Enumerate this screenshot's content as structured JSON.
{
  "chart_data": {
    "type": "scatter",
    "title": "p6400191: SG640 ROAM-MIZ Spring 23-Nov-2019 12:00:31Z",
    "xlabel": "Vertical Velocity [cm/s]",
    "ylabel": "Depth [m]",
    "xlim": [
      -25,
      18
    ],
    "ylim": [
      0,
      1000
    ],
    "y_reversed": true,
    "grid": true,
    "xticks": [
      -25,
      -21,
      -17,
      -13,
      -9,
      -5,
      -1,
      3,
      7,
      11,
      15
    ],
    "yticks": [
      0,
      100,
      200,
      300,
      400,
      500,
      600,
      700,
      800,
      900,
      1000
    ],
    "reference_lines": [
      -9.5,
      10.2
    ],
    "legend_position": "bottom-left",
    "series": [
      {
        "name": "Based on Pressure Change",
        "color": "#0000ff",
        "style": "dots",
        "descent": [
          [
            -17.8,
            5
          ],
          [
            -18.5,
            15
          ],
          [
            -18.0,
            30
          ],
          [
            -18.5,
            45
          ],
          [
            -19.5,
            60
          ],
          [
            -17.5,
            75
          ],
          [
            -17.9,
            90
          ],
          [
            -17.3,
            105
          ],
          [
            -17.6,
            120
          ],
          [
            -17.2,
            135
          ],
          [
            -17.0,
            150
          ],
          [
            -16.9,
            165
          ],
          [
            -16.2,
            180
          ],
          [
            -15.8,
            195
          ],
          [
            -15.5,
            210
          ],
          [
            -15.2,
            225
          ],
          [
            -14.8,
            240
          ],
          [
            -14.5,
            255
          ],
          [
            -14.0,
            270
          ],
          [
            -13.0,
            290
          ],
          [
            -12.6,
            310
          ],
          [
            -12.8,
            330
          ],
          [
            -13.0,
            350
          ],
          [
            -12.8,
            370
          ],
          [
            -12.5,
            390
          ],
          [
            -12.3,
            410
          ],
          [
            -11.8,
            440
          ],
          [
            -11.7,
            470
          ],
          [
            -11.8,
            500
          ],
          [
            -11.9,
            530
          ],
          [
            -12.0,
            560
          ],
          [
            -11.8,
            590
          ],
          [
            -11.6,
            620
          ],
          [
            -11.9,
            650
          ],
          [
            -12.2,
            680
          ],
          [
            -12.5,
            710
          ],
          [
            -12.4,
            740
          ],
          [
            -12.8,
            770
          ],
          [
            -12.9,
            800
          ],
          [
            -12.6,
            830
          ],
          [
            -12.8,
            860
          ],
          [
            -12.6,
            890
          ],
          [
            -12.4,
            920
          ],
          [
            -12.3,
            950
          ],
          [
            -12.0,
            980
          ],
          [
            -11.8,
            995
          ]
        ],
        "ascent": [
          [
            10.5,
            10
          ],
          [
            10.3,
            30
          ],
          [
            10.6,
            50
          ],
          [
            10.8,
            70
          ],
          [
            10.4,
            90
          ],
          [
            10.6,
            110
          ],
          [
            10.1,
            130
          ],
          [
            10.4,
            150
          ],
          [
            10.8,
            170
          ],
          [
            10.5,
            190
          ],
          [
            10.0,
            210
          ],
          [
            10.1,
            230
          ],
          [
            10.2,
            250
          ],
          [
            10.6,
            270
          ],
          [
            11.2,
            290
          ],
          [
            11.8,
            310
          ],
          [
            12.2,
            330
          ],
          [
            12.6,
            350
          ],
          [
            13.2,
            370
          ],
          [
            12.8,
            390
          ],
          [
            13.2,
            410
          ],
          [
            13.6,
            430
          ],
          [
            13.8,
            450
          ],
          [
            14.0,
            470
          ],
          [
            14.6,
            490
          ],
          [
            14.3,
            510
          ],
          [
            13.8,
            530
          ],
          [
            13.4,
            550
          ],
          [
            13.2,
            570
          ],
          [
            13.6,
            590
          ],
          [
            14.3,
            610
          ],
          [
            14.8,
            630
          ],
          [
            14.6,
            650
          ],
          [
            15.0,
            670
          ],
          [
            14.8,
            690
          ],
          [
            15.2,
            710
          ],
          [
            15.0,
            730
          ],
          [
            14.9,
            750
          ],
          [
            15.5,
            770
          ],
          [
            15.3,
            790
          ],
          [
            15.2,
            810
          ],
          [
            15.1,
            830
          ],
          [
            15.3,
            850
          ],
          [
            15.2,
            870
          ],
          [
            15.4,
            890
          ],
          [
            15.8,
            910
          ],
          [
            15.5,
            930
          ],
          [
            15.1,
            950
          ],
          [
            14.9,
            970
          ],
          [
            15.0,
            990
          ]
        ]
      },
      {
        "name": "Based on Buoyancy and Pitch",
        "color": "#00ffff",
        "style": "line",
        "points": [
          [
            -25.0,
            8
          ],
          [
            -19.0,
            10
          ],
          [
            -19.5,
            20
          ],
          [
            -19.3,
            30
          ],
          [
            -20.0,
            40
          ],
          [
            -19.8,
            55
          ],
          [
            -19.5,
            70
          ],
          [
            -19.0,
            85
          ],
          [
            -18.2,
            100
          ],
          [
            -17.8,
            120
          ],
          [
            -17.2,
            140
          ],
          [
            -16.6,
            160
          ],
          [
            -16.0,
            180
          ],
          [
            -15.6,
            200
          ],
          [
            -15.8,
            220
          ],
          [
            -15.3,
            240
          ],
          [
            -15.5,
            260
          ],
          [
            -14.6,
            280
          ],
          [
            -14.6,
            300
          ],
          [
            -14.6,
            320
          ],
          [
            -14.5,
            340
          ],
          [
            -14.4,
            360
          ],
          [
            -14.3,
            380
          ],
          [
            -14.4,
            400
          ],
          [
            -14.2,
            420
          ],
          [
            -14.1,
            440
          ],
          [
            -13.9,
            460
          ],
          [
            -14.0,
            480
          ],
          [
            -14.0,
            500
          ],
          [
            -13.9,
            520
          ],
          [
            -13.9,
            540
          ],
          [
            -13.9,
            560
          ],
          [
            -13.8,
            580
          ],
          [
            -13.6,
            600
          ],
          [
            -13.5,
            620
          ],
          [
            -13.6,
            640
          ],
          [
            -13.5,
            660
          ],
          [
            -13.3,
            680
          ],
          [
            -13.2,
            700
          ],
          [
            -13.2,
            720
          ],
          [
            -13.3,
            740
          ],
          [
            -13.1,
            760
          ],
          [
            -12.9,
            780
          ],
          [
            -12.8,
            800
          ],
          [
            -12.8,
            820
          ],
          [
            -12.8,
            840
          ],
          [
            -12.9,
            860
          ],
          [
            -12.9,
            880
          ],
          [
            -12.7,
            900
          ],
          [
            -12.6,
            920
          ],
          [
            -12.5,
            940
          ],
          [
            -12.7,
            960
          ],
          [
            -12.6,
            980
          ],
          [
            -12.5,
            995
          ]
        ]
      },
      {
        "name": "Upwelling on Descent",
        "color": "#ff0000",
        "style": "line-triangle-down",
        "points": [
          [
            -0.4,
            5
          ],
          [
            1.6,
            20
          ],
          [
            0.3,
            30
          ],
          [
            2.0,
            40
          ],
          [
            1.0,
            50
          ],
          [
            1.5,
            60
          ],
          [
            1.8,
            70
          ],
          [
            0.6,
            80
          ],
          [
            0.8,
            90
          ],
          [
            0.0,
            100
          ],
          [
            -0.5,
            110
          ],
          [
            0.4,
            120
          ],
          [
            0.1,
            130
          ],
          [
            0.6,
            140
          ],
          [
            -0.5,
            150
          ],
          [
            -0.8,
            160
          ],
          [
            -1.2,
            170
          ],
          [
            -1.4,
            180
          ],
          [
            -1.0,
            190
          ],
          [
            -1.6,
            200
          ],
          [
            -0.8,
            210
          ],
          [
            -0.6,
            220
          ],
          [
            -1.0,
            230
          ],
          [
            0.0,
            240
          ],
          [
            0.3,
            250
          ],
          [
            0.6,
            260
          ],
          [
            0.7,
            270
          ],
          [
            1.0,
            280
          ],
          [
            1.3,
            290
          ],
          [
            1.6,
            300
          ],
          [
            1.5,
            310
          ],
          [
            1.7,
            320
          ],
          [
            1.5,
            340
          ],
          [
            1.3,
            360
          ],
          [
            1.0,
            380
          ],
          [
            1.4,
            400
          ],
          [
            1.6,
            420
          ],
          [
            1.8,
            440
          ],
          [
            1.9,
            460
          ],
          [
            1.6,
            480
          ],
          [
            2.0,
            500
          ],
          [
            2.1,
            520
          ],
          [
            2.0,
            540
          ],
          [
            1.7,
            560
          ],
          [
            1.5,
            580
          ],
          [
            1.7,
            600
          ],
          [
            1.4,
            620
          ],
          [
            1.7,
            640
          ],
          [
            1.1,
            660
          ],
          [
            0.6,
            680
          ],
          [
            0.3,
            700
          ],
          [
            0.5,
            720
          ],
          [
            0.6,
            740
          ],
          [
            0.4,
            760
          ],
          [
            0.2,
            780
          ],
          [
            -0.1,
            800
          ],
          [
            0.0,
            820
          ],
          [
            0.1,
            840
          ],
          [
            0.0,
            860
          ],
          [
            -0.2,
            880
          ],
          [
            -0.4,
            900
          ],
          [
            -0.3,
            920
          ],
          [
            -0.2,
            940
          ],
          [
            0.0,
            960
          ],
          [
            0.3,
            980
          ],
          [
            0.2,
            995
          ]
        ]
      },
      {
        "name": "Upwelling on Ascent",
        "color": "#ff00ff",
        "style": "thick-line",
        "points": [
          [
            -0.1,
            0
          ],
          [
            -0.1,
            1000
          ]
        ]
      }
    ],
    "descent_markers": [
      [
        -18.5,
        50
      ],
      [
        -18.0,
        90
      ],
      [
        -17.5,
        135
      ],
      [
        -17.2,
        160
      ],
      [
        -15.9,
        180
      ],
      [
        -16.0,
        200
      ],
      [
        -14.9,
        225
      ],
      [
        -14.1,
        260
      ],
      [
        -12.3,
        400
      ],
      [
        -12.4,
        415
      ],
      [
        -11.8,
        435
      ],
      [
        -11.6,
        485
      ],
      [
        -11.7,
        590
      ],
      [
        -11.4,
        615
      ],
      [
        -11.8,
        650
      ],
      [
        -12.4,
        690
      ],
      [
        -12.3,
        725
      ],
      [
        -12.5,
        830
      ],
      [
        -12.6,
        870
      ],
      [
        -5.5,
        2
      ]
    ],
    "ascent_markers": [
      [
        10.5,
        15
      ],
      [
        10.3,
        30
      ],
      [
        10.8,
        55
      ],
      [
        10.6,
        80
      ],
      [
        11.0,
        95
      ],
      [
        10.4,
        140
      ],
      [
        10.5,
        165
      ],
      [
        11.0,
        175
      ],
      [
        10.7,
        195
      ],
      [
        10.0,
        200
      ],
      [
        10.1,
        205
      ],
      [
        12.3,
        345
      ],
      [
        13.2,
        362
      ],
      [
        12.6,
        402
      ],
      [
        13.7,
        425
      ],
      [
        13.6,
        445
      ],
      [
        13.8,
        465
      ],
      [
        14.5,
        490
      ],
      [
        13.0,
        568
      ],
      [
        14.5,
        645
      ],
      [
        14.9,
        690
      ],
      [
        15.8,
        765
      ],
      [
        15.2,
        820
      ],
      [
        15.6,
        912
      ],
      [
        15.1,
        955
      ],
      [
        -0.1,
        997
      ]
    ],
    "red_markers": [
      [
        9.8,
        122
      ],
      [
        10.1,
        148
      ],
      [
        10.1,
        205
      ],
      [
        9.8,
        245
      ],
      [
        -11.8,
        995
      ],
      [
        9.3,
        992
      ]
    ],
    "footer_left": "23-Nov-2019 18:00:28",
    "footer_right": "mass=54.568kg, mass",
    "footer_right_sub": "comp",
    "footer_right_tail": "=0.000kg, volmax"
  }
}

--*--

## Exercise aim
Give only the number of lines in the listing above that include the string "style".

## Reply to the exercise
4